**OBJECTIVE:** Reproduce all of the material below, changing each "option-label" to "choice-label" and leaving everything else as it stands. Omit the pictures from your answer.
__________
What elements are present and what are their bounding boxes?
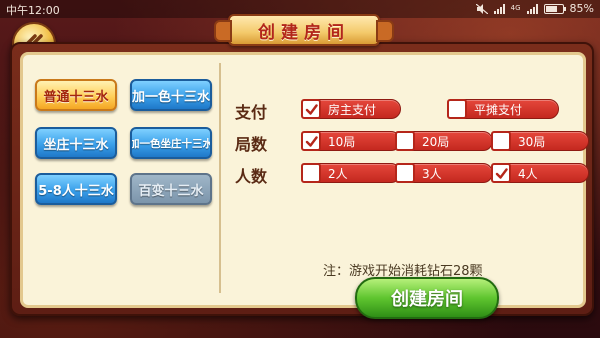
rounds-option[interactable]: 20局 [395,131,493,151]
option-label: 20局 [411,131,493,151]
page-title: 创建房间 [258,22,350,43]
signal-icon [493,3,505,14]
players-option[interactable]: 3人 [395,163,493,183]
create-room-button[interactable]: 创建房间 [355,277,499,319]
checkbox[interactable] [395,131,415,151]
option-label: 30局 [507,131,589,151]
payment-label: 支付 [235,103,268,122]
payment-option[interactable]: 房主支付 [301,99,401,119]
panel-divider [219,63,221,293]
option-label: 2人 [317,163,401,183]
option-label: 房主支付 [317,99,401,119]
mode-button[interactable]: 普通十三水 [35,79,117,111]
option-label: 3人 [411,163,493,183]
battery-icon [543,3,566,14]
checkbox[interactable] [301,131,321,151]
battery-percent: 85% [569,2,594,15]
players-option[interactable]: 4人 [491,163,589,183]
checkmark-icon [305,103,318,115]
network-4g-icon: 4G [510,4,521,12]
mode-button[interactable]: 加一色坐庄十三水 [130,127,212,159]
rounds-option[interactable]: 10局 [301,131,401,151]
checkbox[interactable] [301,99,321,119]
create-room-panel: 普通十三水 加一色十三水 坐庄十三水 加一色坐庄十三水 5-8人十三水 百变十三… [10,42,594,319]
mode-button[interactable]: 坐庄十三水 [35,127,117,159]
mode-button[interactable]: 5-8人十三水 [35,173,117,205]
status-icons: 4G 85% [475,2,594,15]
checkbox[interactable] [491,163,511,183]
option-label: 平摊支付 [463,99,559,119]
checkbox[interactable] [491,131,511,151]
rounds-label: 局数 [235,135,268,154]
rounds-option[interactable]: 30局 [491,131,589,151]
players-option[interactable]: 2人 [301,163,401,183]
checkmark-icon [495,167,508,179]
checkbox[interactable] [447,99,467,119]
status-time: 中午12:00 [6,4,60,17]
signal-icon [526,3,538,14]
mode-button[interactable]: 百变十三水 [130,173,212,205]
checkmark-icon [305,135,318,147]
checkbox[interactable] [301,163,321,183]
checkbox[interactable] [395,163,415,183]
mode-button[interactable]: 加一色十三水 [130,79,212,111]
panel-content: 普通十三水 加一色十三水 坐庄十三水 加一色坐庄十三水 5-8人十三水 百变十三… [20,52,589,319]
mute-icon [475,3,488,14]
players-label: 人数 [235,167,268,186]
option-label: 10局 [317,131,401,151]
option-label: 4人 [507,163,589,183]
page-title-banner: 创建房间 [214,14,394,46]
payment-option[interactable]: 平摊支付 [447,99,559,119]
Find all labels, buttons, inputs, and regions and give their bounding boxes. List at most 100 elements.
__________
**RESULT OF THE TASK:**
What elements are present and what are their bounding boxes?
rounds-option[interactable]: 20局 [395,131,493,151]
choice-label: 20局 [411,131,493,151]
page-title: 创建房间 [258,22,350,43]
signal-icon [493,3,505,14]
players-option[interactable]: 3人 [395,163,493,183]
create-room-button[interactable]: 创建房间 [355,277,499,319]
checkbox[interactable] [395,131,415,151]
choice-label: 30局 [507,131,589,151]
payment-label: 支付 [235,103,268,122]
payment-option[interactable]: 房主支付 [301,99,401,119]
panel-divider [219,63,221,293]
choice-label: 2人 [317,163,401,183]
choice-label: 房主支付 [317,99,401,119]
mode-button[interactable]: 普通十三水 [35,79,117,111]
choice-label: 3人 [411,163,493,183]
battery-icon [543,3,566,14]
checkbox[interactable] [301,131,321,151]
battery-percent: 85% [569,2,594,15]
players-option[interactable]: 4人 [491,163,589,183]
checkmark-icon [305,103,318,115]
network-4g-icon: 4G [510,4,521,12]
mode-button[interactable]: 加一色坐庄十三水 [130,127,212,159]
rounds-option[interactable]: 10局 [301,131,401,151]
checkbox[interactable] [301,99,321,119]
create-room-panel: 普通十三水 加一色十三水 坐庄十三水 加一色坐庄十三水 5-8人十三水 百变十三… [10,42,594,319]
mode-button[interactable]: 坐庄十三水 [35,127,117,159]
mode-button[interactable]: 5-8人十三水 [35,173,117,205]
status-icons: 4G 85% [475,2,594,15]
checkbox[interactable] [491,163,511,183]
choice-label: 平摊支付 [463,99,559,119]
checkbox[interactable] [491,131,511,151]
rounds-label: 局数 [235,135,268,154]
rounds-option[interactable]: 30局 [491,131,589,151]
players-option[interactable]: 2人 [301,163,401,183]
checkmark-icon [495,167,508,179]
checkbox[interactable] [447,99,467,119]
status-time: 中午12:00 [6,4,60,17]
signal-icon [526,3,538,14]
mode-button[interactable]: 百变十三水 [130,173,212,205]
checkmark-icon [305,135,318,147]
checkbox[interactable] [301,163,321,183]
checkbox[interactable] [395,163,415,183]
mode-button[interactable]: 加一色十三水 [130,79,212,111]
panel-content: 普通十三水 加一色十三水 坐庄十三水 加一色坐庄十三水 5-8人十三水 百变十三… [20,52,589,319]
mute-icon [475,3,488,14]
players-label: 人数 [235,167,268,186]
choice-label: 10局 [317,131,401,151]
choice-label: 4人 [507,163,589,183]
page-title-banner: 创建房间 [214,14,394,46]
payment-option[interactable]: 平摊支付 [447,99,559,119]
Find all labels, buttons, inputs, and regions and give their bounding boxes. List at most 100 elements.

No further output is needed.